### Written request
From the listing below, extract each line containing the string "name".

### Dataset extract
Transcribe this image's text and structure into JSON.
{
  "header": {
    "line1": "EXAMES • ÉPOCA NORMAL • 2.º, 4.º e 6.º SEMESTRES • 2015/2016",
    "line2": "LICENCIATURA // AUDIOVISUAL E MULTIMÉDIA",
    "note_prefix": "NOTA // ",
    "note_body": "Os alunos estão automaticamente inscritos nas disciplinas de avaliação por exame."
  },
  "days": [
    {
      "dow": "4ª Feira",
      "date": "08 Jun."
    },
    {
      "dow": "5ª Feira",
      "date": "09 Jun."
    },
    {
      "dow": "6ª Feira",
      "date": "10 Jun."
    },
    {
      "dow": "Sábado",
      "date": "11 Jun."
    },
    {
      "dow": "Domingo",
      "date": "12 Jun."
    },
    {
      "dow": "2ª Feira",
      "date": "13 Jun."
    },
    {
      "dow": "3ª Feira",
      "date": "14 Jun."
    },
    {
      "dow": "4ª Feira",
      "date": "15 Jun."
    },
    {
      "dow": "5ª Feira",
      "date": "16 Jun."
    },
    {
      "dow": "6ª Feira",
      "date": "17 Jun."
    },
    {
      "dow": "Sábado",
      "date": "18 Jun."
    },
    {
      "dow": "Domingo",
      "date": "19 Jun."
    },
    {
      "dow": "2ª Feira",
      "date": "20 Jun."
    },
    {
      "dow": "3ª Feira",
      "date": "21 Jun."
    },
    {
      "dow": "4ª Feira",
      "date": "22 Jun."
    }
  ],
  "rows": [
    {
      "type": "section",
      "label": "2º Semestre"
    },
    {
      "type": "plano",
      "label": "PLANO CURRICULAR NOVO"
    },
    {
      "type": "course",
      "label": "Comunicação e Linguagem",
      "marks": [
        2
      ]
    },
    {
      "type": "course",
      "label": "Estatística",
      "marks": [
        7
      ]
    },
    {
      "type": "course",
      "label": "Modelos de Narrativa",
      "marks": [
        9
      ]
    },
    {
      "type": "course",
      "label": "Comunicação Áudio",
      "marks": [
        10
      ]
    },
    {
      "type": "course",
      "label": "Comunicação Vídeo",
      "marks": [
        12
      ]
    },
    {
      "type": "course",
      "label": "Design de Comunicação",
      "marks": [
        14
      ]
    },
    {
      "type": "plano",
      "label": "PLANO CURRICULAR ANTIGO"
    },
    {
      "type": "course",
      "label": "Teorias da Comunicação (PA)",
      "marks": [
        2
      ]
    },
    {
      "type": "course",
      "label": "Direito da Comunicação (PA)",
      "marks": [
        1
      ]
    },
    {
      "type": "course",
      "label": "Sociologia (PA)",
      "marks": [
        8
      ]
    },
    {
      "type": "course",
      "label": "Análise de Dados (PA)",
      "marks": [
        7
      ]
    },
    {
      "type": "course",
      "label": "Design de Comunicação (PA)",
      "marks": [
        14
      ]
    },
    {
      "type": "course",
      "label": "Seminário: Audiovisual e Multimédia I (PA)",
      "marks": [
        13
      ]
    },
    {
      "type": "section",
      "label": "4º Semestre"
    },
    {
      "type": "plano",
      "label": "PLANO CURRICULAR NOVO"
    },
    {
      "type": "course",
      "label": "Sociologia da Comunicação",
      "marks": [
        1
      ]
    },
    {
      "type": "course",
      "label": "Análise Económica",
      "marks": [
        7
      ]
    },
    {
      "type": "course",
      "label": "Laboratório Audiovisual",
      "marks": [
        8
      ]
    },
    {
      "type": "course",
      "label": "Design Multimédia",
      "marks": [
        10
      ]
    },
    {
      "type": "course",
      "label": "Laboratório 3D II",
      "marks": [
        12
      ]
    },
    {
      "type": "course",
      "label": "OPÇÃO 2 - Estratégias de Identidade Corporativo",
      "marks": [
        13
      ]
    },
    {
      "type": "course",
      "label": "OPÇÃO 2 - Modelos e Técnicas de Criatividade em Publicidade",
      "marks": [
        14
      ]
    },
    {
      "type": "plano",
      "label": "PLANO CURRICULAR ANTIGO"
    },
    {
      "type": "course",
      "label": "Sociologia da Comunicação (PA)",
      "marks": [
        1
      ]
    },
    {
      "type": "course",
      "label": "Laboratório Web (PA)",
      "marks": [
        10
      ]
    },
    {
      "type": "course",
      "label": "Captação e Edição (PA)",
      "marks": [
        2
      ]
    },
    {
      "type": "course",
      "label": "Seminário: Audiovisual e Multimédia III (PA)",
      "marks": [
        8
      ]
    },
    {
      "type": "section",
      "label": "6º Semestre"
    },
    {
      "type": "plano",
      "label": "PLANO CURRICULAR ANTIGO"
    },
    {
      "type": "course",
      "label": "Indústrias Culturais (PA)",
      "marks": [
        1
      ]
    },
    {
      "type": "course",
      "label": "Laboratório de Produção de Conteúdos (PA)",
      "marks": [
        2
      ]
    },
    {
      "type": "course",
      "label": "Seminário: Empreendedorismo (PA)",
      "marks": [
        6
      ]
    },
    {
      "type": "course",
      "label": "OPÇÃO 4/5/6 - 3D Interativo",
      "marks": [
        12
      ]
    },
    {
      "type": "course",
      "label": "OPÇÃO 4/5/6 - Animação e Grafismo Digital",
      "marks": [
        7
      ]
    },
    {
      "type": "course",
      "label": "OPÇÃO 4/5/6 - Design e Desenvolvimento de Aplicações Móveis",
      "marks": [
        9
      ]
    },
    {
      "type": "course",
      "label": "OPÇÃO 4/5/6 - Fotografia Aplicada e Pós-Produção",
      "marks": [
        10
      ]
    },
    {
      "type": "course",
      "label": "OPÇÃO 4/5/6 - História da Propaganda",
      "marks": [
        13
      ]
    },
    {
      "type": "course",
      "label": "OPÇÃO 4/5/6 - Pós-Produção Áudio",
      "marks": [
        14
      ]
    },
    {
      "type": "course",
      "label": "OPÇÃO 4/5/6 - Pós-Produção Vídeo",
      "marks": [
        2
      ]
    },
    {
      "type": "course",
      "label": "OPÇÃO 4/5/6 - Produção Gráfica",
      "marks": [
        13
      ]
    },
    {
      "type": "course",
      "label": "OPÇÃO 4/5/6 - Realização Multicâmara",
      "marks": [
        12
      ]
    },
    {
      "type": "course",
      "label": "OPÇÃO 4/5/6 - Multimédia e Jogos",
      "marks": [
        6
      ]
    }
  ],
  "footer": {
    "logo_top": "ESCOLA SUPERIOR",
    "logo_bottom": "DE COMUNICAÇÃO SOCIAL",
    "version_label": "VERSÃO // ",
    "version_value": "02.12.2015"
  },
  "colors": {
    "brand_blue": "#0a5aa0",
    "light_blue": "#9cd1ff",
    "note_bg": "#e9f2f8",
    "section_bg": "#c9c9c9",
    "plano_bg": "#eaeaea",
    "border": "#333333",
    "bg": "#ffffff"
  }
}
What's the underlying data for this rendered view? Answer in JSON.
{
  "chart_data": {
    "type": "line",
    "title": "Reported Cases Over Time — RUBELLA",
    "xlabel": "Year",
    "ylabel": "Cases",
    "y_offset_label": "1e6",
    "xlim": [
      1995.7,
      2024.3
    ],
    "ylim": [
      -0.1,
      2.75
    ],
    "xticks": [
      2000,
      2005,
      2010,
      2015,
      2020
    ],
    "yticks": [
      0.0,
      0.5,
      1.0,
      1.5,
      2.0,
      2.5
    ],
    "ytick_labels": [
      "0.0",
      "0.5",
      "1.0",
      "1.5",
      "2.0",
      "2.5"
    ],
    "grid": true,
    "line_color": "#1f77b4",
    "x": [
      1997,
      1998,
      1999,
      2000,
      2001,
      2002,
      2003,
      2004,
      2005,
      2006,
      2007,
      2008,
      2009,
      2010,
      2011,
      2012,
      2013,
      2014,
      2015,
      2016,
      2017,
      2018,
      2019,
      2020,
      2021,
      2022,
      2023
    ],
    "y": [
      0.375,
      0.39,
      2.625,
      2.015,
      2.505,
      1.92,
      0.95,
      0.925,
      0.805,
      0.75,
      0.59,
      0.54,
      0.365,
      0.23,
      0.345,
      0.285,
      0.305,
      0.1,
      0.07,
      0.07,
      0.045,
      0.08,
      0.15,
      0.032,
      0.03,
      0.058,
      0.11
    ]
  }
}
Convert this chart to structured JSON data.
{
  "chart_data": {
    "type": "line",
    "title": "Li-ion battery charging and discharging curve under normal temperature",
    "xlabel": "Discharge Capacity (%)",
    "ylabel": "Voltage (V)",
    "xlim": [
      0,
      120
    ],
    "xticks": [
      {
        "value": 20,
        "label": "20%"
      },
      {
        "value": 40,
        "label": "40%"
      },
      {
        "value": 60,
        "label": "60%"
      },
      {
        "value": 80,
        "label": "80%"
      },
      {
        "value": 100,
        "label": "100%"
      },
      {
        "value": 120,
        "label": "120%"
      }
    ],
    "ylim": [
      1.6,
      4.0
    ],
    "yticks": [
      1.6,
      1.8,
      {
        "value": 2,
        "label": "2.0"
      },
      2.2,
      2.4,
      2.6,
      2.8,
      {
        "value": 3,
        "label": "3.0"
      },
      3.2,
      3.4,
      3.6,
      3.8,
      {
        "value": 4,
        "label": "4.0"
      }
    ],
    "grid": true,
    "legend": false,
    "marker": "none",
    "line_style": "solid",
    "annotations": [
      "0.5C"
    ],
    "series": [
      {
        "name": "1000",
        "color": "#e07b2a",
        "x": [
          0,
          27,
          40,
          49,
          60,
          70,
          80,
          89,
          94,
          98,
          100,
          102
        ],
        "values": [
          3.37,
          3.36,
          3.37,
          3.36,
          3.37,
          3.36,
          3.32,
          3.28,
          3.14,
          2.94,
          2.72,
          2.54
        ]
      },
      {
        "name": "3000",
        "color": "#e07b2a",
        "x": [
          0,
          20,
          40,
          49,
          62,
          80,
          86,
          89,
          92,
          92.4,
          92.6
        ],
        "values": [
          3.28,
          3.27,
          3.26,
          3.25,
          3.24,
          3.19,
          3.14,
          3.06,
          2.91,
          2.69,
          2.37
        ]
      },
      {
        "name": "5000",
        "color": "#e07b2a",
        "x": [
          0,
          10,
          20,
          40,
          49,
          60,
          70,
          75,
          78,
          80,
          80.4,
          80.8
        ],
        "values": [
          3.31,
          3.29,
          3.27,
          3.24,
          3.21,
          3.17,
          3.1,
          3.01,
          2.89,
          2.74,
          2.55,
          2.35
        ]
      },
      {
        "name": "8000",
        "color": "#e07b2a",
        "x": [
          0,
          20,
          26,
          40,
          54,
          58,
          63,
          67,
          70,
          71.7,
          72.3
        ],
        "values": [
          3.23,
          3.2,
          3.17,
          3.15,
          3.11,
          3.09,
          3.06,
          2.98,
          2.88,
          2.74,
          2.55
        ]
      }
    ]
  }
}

### Solution to this task
        "name": "1000",
        "name": "3000",
        "name": "5000",
        "name": "8000",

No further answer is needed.